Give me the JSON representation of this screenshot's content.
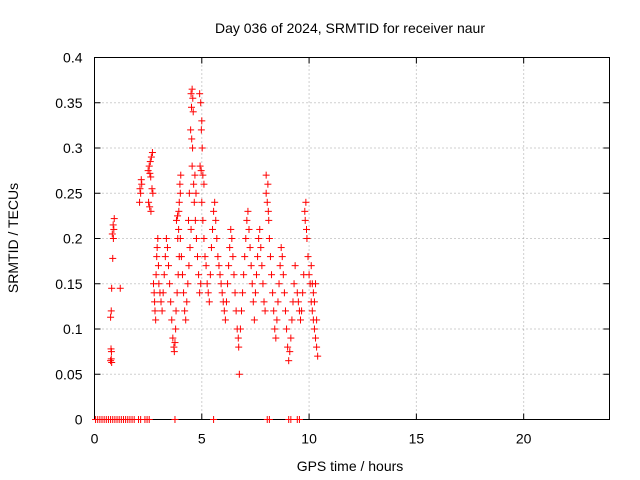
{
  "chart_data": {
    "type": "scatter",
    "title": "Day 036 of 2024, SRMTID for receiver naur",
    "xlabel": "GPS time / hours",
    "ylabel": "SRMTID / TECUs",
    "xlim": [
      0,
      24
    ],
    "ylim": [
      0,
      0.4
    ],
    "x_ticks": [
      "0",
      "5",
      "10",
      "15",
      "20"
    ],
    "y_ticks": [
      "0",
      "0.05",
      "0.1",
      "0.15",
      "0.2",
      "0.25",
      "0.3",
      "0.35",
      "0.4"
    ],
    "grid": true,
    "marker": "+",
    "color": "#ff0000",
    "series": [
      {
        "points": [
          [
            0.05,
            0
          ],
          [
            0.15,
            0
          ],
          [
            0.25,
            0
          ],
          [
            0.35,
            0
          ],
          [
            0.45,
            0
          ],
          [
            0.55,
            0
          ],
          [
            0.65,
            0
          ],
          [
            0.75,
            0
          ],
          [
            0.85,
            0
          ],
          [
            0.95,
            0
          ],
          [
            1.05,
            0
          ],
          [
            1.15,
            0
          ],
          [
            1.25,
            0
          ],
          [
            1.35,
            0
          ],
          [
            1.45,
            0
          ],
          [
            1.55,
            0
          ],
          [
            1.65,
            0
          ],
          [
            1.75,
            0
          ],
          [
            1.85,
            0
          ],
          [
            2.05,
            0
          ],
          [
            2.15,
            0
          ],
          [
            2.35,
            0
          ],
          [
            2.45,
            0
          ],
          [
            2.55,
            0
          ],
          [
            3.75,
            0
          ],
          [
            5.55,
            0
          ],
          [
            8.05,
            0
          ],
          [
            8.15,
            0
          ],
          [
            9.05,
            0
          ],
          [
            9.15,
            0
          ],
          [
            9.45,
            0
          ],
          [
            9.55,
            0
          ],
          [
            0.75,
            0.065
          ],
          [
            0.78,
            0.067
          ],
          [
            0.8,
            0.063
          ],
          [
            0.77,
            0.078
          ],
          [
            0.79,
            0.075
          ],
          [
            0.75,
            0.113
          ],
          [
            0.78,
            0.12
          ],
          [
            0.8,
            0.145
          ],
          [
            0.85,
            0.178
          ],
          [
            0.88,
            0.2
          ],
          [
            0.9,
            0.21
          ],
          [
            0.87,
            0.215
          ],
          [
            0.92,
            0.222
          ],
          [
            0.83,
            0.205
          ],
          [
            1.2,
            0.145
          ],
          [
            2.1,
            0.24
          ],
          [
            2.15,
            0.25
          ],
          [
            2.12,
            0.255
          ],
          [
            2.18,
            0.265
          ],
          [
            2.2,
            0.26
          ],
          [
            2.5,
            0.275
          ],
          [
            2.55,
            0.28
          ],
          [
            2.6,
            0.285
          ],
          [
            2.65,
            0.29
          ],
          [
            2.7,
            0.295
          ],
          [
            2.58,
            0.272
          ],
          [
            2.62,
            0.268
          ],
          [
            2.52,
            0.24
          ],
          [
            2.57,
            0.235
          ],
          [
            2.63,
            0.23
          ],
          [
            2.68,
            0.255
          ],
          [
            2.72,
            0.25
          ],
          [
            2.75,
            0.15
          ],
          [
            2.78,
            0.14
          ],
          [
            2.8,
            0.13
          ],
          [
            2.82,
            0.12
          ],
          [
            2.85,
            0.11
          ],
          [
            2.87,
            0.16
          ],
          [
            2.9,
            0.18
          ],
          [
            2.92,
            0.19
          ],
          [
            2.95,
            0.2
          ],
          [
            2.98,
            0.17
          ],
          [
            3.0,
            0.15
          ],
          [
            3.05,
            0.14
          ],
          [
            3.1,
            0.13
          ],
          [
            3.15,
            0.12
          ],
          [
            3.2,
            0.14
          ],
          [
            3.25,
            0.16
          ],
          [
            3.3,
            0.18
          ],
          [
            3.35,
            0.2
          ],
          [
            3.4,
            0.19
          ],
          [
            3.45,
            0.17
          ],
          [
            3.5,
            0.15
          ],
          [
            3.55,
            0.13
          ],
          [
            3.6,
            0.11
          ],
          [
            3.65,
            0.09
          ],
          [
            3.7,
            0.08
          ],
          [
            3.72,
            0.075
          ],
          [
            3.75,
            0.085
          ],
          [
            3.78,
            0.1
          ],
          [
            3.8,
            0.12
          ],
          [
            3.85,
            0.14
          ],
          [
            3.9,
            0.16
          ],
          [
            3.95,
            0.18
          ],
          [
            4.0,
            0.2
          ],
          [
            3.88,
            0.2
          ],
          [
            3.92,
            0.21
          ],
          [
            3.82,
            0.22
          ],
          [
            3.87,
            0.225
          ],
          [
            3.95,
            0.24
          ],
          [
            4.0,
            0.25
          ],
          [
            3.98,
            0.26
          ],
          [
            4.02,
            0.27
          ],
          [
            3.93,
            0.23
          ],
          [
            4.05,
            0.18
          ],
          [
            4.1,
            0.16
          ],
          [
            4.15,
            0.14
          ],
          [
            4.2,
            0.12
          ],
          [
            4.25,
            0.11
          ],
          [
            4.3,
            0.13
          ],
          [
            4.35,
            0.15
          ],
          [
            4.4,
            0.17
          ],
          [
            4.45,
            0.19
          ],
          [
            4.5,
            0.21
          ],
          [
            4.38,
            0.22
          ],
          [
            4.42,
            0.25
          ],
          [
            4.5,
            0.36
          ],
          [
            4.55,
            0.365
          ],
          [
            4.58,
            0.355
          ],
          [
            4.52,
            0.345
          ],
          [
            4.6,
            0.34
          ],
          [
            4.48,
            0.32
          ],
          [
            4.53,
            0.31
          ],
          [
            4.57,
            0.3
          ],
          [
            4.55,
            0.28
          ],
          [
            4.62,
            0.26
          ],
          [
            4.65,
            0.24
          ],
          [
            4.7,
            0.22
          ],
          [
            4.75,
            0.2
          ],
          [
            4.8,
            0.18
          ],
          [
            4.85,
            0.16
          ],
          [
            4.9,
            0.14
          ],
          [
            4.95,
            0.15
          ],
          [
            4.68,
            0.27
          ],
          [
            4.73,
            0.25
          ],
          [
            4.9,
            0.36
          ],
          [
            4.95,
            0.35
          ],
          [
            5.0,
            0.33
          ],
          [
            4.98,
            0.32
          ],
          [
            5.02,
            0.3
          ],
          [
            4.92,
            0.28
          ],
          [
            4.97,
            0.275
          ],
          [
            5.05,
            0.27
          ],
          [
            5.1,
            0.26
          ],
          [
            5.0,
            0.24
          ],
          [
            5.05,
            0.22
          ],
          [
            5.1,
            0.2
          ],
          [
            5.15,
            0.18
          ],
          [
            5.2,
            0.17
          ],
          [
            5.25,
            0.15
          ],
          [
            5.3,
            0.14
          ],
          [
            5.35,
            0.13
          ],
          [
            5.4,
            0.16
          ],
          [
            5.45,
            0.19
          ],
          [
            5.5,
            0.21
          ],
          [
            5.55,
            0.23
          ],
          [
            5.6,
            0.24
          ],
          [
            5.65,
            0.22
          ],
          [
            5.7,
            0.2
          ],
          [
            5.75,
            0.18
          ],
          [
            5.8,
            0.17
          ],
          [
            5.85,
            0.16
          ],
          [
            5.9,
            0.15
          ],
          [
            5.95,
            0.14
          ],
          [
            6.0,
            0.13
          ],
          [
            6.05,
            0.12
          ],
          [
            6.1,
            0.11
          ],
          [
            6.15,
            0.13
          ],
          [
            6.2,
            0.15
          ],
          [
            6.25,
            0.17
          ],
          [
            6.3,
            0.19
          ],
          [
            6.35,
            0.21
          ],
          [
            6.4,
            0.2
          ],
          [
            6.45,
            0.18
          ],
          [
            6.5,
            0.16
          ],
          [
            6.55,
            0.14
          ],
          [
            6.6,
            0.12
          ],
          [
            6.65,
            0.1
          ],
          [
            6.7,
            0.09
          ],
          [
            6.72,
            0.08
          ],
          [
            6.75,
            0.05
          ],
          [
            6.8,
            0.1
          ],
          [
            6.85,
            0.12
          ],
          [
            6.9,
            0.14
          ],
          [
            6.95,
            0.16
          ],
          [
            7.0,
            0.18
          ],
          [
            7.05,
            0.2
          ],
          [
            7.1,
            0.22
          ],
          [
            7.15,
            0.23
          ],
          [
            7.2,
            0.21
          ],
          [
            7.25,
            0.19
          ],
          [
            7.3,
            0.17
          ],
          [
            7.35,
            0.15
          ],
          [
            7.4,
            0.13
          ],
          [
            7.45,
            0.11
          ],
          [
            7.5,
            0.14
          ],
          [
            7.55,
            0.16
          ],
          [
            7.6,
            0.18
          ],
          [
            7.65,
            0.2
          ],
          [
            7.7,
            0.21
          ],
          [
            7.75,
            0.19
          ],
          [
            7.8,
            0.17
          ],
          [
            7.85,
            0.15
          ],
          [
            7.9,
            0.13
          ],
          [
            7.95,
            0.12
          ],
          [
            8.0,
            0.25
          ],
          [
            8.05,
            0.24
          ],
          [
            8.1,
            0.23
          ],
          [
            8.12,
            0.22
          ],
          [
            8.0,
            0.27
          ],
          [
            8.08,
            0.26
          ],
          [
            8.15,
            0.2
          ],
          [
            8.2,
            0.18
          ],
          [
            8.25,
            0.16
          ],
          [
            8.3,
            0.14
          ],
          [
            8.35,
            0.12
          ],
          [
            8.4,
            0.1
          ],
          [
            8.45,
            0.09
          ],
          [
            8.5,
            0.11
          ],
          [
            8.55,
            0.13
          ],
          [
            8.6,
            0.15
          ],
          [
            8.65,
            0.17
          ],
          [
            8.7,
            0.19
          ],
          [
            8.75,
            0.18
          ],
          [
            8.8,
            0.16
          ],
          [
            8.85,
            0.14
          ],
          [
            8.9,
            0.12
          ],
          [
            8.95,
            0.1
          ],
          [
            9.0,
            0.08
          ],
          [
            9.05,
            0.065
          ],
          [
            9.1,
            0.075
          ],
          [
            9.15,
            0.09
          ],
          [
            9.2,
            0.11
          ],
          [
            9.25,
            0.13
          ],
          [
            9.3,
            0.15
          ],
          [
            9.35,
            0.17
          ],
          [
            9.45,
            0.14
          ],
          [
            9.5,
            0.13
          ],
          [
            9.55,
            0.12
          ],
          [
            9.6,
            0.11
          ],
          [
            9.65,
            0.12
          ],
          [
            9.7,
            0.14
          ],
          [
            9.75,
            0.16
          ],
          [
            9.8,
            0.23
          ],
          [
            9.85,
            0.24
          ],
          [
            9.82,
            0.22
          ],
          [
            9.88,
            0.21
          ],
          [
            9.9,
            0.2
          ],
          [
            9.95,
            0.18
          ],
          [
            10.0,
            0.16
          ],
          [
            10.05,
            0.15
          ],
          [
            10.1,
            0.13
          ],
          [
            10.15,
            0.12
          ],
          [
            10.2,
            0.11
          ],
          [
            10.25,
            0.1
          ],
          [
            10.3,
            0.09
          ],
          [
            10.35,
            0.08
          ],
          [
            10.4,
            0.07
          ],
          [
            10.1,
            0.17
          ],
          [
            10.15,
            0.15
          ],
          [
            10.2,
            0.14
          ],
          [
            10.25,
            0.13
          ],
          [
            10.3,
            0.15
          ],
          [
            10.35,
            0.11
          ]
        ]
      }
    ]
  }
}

+ + +

EXERCISE AIM:
Write out every line from the entries where "SRMTID" appears.

THE SOLUTION:
    "title": "Day 036 of 2024, SRMTID for receiver naur",
    "ylabel": "SRMTID / TECUs",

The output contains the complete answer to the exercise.